• _Written request_
Note how many lines hold "label" and report that number by itself.

• _Input rows_
[start]

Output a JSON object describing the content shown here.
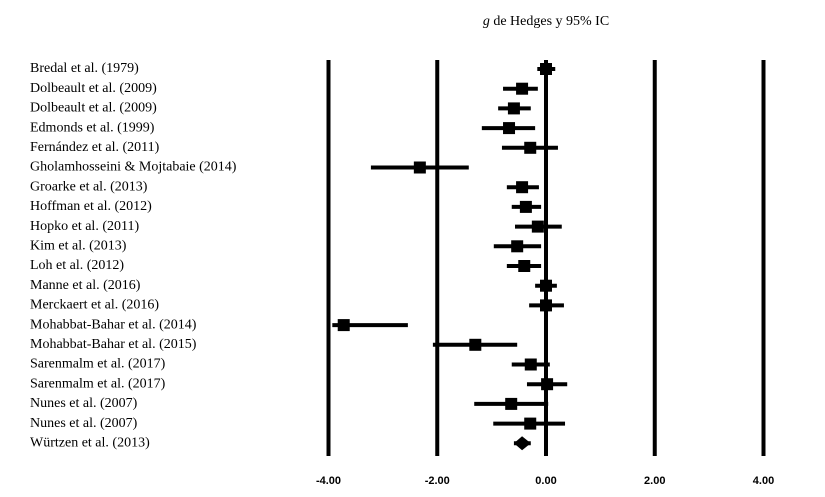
{
  "chart_data": {
    "type": "forest",
    "title_symbol": "g",
    "title": "de Hedges y 95% IC",
    "categories": [
      "Bredal et al. (1979)",
      "Dolbeault et al. (2009)",
      "Dolbeault et al. (2009)",
      "Edmonds et al. (1999)",
      "Fernández et al. (2011)",
      "Gholamhosseini & Mojtabaie (2014)",
      "Groarke et al. (2013)",
      "Hoffman et al. (2012)",
      "Hopko et al. (2011)",
      "Kim et al. (2013)",
      "Loh et al. (2012)",
      "Manne et al. (2016)",
      "Merckaert et al. (2016)",
      "Mohabbat-Bahar et al. (2014)",
      "Mohabbat-Bahar et al. (2015)",
      "Sarenmalm et al. (2017)",
      "Sarenmalm et al. (2017)",
      "Nunes et al. (2007)",
      "Nunes et al. (2007)",
      "Würtzen et al. (2013)"
    ],
    "values": [
      0.0,
      -0.44,
      -0.59,
      -0.68,
      -0.29,
      -2.32,
      -0.44,
      -0.37,
      -0.15,
      -0.53,
      -0.4,
      0.0,
      0.0,
      -3.72,
      -1.3,
      -0.28,
      0.02,
      -0.64,
      -0.29,
      -0.44
    ],
    "lower": [
      -0.16,
      -0.79,
      -0.88,
      -1.18,
      -0.81,
      -3.22,
      -0.72,
      -0.63,
      -0.57,
      -0.96,
      -0.72,
      -0.2,
      -0.31,
      -3.93,
      -2.08,
      -0.63,
      -0.35,
      -1.32,
      -0.97,
      -0.59
    ],
    "upper": [
      0.17,
      -0.15,
      -0.28,
      -0.2,
      0.22,
      -1.42,
      -0.13,
      -0.09,
      0.29,
      -0.09,
      -0.09,
      0.2,
      0.33,
      -2.54,
      -0.53,
      0.07,
      0.39,
      0.04,
      0.35,
      -0.28
    ],
    "markers": [
      "square",
      "square",
      "square",
      "square",
      "square",
      "square",
      "square",
      "square",
      "square",
      "square",
      "square",
      "square",
      "square",
      "square",
      "square",
      "square",
      "square",
      "square",
      "square",
      "diamond"
    ],
    "color": "#000000",
    "xlim": [
      -4.3,
      4.3
    ],
    "xticks": [
      {
        "value": -4,
        "label": "-4.00"
      },
      {
        "value": -2,
        "label": "-2.00"
      },
      {
        "value": 0,
        "label": "0.00"
      },
      {
        "value": 2,
        "label": "2.00"
      },
      {
        "value": 4,
        "label": "4.00"
      }
    ],
    "grid": true
  }
}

[end]

• _Result of the exercise_
5